# Start of Data in this exercise

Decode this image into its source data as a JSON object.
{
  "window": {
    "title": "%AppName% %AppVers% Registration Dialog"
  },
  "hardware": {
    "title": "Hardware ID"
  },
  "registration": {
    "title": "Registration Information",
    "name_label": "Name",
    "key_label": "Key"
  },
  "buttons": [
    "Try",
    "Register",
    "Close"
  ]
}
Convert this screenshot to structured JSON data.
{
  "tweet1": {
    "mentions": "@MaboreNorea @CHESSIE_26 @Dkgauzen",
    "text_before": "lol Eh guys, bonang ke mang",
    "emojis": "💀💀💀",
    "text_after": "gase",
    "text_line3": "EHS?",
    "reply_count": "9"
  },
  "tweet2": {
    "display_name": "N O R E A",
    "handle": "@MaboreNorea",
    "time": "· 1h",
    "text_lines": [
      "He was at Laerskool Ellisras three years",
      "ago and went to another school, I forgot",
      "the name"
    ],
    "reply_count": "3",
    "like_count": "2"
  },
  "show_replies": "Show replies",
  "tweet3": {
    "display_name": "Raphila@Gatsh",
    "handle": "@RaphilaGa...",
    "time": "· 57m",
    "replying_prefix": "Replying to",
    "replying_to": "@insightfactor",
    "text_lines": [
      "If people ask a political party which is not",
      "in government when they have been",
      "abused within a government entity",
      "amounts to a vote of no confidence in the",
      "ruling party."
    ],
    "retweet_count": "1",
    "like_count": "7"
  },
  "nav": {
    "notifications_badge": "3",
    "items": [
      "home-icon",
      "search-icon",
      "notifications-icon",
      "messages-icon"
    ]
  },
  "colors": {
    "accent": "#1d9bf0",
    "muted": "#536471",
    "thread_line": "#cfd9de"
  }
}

# End of Data in this exercise

Objective:
The answer consists only of the lines from the one containing "Convert this screenshot" to the end of the records, each written out exactly.

Complete response:
Convert this screenshot to structured JSON data.
{
  "tweet1": {
    "mentions": "@MaboreNorea @CHESSIE_26 @Dkgauzen",
    "text_before": "lol Eh guys, bonang ke mang",
    "emojis": "💀💀💀",
    "text_after": "gase",
    "text_line3": "EHS?",
    "reply_count": "9"
  },
  "tweet2": {
    "display_name": "N O R E A",
    "handle": "@MaboreNorea",
    "time": "· 1h",
    "text_lines": [
      "He was at Laerskool Ellisras three years",
      "ago and went to another school, I forgot",
      "the name"
    ],
    "reply_count": "3",
    "like_count": "2"
  },
  "show_replies": "Show replies",
  "tweet3": {
    "display_name": "Raphila@Gatsh",
    "handle": "@RaphilaGa...",
    "time": "· 57m",
    "replying_prefix": "Replying to",
    "replying_to": "@insightfactor",
    "text_lines": [
      "If people ask a political party which is not",
      "in government when they have been",
      "abused within a government entity",
      "amounts to a vote of no confidence in the",
      "ruling party."
    ],
    "retweet_count": "1",
    "like_count": "7"
  },
  "nav": {
    "notifications_badge": "3",
    "items": [
      "home-icon",
      "search-icon",
      "notifications-icon",
      "messages-icon"
    ]
  },
  "colors": {
    "accent": "#1d9bf0",
    "muted": "#536471",
    "thread_line": "#cfd9de"
  }
}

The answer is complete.